> WORK REQUIRED: Repeat the listing in full, exactly as it stands.

> THE INPUT:
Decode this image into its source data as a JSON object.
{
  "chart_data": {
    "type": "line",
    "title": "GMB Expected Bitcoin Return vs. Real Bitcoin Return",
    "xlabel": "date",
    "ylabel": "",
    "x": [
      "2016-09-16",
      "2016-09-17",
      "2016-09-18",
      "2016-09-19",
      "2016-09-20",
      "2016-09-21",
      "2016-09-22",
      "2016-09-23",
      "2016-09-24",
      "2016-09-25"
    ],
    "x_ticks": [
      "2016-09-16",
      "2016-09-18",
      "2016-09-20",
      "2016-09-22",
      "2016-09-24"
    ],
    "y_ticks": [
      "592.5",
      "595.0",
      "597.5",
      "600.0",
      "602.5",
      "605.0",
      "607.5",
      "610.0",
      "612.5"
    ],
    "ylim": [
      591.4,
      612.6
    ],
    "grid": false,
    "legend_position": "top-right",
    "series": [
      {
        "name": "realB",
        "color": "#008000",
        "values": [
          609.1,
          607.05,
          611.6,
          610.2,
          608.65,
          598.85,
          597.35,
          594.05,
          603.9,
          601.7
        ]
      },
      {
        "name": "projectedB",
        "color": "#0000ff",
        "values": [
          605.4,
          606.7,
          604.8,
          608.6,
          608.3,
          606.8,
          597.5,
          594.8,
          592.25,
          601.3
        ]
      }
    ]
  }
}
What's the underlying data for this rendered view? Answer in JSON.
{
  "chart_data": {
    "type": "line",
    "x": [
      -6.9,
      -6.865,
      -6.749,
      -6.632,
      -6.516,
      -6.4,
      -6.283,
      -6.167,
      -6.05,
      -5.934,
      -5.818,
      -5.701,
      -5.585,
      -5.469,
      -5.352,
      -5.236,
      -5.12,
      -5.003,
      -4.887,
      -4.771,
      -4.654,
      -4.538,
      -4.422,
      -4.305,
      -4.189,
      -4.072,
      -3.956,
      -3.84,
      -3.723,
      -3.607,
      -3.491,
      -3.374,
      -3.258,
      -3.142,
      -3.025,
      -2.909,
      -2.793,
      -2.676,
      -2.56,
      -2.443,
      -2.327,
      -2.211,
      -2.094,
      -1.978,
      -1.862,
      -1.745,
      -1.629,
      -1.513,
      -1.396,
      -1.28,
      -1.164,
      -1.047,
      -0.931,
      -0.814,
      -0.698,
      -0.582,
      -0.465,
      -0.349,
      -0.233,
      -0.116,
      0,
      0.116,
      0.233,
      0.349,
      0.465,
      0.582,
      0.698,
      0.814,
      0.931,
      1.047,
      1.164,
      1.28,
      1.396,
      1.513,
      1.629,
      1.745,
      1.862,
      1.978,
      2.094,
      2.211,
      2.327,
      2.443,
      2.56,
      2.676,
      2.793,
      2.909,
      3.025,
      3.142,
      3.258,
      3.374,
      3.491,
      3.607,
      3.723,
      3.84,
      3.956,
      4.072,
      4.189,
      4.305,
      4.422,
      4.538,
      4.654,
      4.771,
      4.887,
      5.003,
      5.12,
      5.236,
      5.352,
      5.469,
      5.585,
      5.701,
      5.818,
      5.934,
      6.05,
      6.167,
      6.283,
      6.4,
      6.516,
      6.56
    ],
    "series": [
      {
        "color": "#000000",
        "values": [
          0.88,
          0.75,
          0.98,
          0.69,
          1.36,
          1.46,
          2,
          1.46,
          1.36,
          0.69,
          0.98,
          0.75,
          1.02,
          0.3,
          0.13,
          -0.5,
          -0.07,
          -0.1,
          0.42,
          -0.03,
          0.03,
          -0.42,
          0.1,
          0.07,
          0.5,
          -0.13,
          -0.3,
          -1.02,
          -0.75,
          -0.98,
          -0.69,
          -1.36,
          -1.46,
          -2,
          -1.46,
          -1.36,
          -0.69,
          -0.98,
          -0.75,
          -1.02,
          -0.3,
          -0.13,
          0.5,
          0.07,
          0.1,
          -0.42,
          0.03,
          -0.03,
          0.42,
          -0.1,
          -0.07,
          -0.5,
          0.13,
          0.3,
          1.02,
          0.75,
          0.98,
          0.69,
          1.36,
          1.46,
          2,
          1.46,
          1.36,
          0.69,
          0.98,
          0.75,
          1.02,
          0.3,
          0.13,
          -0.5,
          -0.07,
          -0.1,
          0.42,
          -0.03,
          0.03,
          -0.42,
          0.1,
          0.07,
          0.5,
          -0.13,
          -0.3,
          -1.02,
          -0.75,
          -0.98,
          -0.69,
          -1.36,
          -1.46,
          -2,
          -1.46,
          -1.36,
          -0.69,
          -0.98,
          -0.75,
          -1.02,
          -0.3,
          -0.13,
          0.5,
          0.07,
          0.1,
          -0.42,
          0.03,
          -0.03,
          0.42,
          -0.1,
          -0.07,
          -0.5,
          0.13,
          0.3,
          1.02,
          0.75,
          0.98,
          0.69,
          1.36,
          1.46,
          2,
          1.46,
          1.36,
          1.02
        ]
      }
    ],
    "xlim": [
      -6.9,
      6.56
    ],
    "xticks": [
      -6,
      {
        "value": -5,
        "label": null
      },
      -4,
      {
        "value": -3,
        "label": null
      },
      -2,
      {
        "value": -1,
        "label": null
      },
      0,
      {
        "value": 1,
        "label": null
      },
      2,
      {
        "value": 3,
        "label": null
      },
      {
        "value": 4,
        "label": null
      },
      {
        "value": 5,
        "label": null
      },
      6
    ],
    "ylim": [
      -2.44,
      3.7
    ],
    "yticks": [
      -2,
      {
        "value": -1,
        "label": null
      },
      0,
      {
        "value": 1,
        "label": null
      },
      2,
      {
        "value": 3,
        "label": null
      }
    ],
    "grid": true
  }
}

> IN RESPONSE:
Decode this image into its source data as a JSON object.
{
  "chart_data": {
    "type": "line",
    "title": "GMB Expected Bitcoin Return vs. Real Bitcoin Return",
    "xlabel": "date",
    "ylabel": "",
    "x": [
      "2016-09-16",
      "2016-09-17",
      "2016-09-18",
      "2016-09-19",
      "2016-09-20",
      "2016-09-21",
      "2016-09-22",
      "2016-09-23",
      "2016-09-24",
      "2016-09-25"
    ],
    "x_ticks": [
      "2016-09-16",
      "2016-09-18",
      "2016-09-20",
      "2016-09-22",
      "2016-09-24"
    ],
    "y_ticks": [
      "592.5",
      "595.0",
      "597.5",
      "600.0",
      "602.5",
      "605.0",
      "607.5",
      "610.0",
      "612.5"
    ],
    "ylim": [
      591.4,
      612.6
    ],
    "grid": false,
    "legend_position": "top-right",
    "series": [
      {
        "name": "realB",
        "color": "#008000",
        "values": [
          609.1,
          607.05,
          611.6,
          610.2,
          608.65,
          598.85,
          597.35,
          594.05,
          603.9,
          601.7
        ]
      },
      {
        "name": "projectedB",
        "color": "#0000ff",
        "values": [
          605.4,
          606.7,
          604.8,
          608.6,
          608.3,
          606.8,
          597.5,
          594.8,
          592.25,
          601.3
        ]
      }
    ]
  }
}
What's the underlying data for this rendered view? Answer in JSON.
{
  "chart_data": {
    "type": "line",
    "x": [
      -6.9,
      -6.865,
      -6.749,
      -6.632,
      -6.516,
      -6.4,
      -6.283,
      -6.167,
      -6.05,
      -5.934,
      -5.818,
      -5.701,
      -5.585,
      -5.469,
      -5.352,
      -5.236,
      -5.12,
      -5.003,
      -4.887,
      -4.771,
      -4.654,
      -4.538,
      -4.422,
      -4.305,
      -4.189,
      -4.072,
      -3.956,
      -3.84,
      -3.723,
      -3.607,
      -3.491,
      -3.374,
      -3.258,
      -3.142,
      -3.025,
      -2.909,
      -2.793,
      -2.676,
      -2.56,
      -2.443,
      -2.327,
      -2.211,
      -2.094,
      -1.978,
      -1.862,
      -1.745,
      -1.629,
      -1.513,
      -1.396,
      -1.28,
      -1.164,
      -1.047,
      -0.931,
      -0.814,
      -0.698,
      -0.582,
      -0.465,
      -0.349,
      -0.233,
      -0.116,
      0,
      0.116,
      0.233,
      0.349,
      0.465,
      0.582,
      0.698,
      0.814,
      0.931,
      1.047,
      1.164,
      1.28,
      1.396,
      1.513,
      1.629,
      1.745,
      1.862,
      1.978,
      2.094,
      2.211,
      2.327,
      2.443,
      2.56,
      2.676,
      2.793,
      2.909,
      3.025,
      3.142,
      3.258,
      3.374,
      3.491,
      3.607,
      3.723,
      3.84,
      3.956,
      4.072,
      4.189,
      4.305,
      4.422,
      4.538,
      4.654,
      4.771,
      4.887,
      5.003,
      5.12,
      5.236,
      5.352,
      5.469,
      5.585,
      5.701,
      5.818,
      5.934,
      6.05,
      6.167,
      6.283,
      6.4,
      6.516,
      6.56
    ],
    "series": [
      {
        "color": "#000000",
        "values": [
          0.88,
          0.75,
          0.98,
          0.69,
          1.36,
          1.46,
          2,
          1.46,
          1.36,
          0.69,
          0.98,
          0.75,
          1.02,
          0.3,
          0.13,
          -0.5,
          -0.07,
          -0.1,
          0.42,
          -0.03,
          0.03,
          -0.42,
          0.1,
          0.07,
          0.5,
          -0.13,
          -0.3,
          -1.02,
          -0.75,
          -0.98,
          -0.69,
          -1.36,
          -1.46,
          -2,
          -1.46,
          -1.36,
          -0.69,
          -0.98,
          -0.75,
          -1.02,
          -0.3,
          -0.13,
          0.5,
          0.07,
          0.1,
          -0.42,
          0.03,
          -0.03,
          0.42,
          -0.1,
          -0.07,
          -0.5,
          0.13,
          0.3,
          1.02,
          0.75,
          0.98,
          0.69,
          1.36,
          1.46,
          2,
          1.46,
          1.36,
          0.69,
          0.98,
          0.75,
          1.02,
          0.3,
          0.13,
          -0.5,
          -0.07,
          -0.1,
          0.42,
          -0.03,
          0.03,
          -0.42,
          0.1,
          0.07,
          0.5,
          -0.13,
          -0.3,
          -1.02,
          -0.75,
          -0.98,
          -0.69,
          -1.36,
          -1.46,
          -2,
          -1.46,
          -1.36,
          -0.69,
          -0.98,
          -0.75,
          -1.02,
          -0.3,
          -0.13,
          0.5,
          0.07,
          0.1,
          -0.42,
          0.03,
          -0.03,
          0.42,
          -0.1,
          -0.07,
          -0.5,
          0.13,
          0.3,
          1.02,
          0.75,
          0.98,
          0.69,
          1.36,
          1.46,
          2,
          1.46,
          1.36,
          1.02
        ]
      }
    ],
    "xlim": [
      -6.9,
      6.56
    ],
    "xticks": [
      -6,
      {
        "value": -5,
        "label": null
      },
      -4,
      {
        "value": -3,
        "label": null
      },
      -2,
      {
        "value": -1,
        "label": null
      },
      0,
      {
        "value": 1,
        "label": null
      },
      2,
      {
        "value": 3,
        "label": null
      },
      {
        "value": 4,
        "label": null
      },
      {
        "value": 5,
        "label": null
      },
      6
    ],
    "ylim": [
      -2.44,
      3.7
    ],
    "yticks": [
      -2,
      {
        "value": -1,
        "label": null
      },
      0,
      {
        "value": 1,
        "label": null
      },
      2,
      {
        "value": 3,
        "label": null
      }
    ],
    "grid": true
  }
}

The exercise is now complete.